◆ Supplied information ◆
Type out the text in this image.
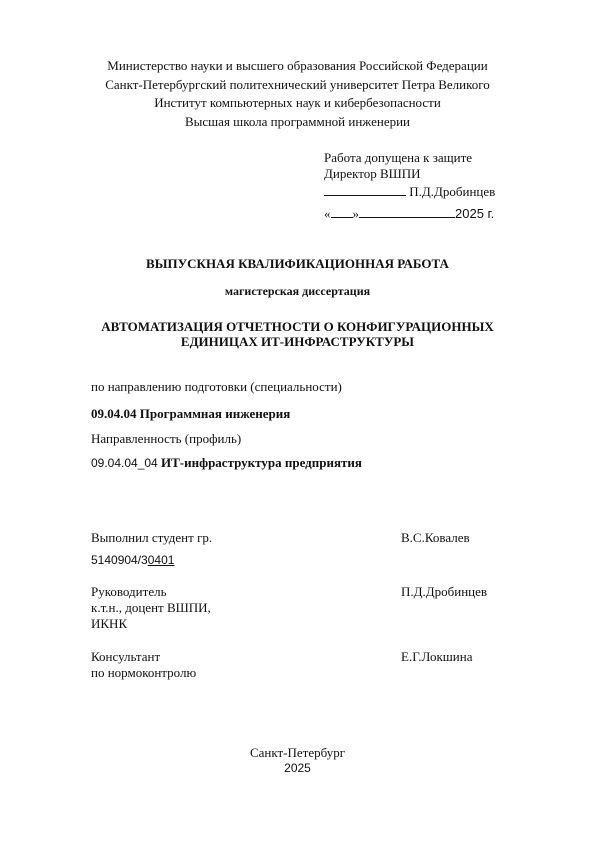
Министерство науки и высшего образования Российской Федерации
Санкт-Петербургский политехнический университет Петра Великого
Институт компьютерных наук и кибербезопасности
Высшая школа программной инженерии
Работа допущена к защите
Директор ВШПИ
П.Д.Дробинцев
« »	2025 г.
ВЫПУСКНАЯ КВАЛИФИКАЦИОННАЯ РАБОТА
магистерская диссертация
АВТОМАТИЗАЦИЯ ОТЧЕТНОСТИ О КОНФИГУРАЦИОННЫХ
ЕДИНИЦАХ ИТ-ИНФРАСТРУКТУРЫ
по направлению подготовки (специальности)
09.04.04 Программная инженерия
Направленность (профиль)
09.04.04_04 ИТ-инфраструктура предприятия
Выполнил студент гр.	В.С.Ковалев
5140904/30401
Руководитель
к.т.н., доцент ВШПИ,
ИКНК
П.Д.Дробинцев
Консультант
по нормоконтролю
Е.Г.Локшина
Санкт-Петербург
2025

◆ Exercise requirements ◆
Report the number of lines that include the string "Санкт"; return nothing but the count.

◆ Response to the task ◆
2